• **Objective**:
Copy all lines below containing "приложению".

• **Data shown**:
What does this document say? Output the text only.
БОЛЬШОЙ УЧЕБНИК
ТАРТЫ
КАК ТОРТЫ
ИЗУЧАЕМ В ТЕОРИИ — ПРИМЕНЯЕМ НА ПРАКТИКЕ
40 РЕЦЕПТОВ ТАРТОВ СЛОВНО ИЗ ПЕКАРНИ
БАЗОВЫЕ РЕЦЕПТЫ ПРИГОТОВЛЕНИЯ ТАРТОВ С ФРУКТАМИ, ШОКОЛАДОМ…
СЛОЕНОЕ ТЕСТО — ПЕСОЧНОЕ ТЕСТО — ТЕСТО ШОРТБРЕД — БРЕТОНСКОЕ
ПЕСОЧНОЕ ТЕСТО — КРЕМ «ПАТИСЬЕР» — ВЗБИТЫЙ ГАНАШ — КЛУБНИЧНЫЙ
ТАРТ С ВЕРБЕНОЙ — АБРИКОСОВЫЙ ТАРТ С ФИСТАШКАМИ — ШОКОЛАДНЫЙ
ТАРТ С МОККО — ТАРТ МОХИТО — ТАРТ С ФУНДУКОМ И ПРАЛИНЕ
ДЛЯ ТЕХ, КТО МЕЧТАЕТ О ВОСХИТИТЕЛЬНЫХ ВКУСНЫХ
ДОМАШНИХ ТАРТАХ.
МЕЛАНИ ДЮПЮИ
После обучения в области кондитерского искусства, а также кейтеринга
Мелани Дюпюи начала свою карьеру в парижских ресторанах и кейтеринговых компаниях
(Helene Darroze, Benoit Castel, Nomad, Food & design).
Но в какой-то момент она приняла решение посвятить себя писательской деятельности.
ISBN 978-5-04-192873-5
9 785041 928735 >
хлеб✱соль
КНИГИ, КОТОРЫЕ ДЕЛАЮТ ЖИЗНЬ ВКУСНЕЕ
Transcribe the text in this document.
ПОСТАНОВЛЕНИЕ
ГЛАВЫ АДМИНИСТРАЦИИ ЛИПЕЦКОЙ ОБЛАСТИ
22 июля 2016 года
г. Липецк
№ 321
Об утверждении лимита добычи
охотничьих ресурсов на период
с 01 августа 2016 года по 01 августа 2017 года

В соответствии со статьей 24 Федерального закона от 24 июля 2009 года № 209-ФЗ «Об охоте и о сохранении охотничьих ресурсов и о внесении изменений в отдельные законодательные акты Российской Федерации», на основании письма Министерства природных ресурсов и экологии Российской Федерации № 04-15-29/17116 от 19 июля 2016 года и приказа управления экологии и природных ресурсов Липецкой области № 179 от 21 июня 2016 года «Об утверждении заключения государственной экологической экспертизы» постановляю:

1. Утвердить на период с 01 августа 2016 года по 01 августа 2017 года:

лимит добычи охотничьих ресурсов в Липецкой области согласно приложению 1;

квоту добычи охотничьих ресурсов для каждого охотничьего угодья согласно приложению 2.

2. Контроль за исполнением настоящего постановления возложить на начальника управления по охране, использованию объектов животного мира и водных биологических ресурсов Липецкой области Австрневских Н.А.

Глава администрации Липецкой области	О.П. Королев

• **Right answer**:
лимит добычи охотничьих ресурсов в Липецкой области согласно приложению 1;
квоту добычи охотничьих ресурсов для каждого охотничьего угодья согласно приложению 2.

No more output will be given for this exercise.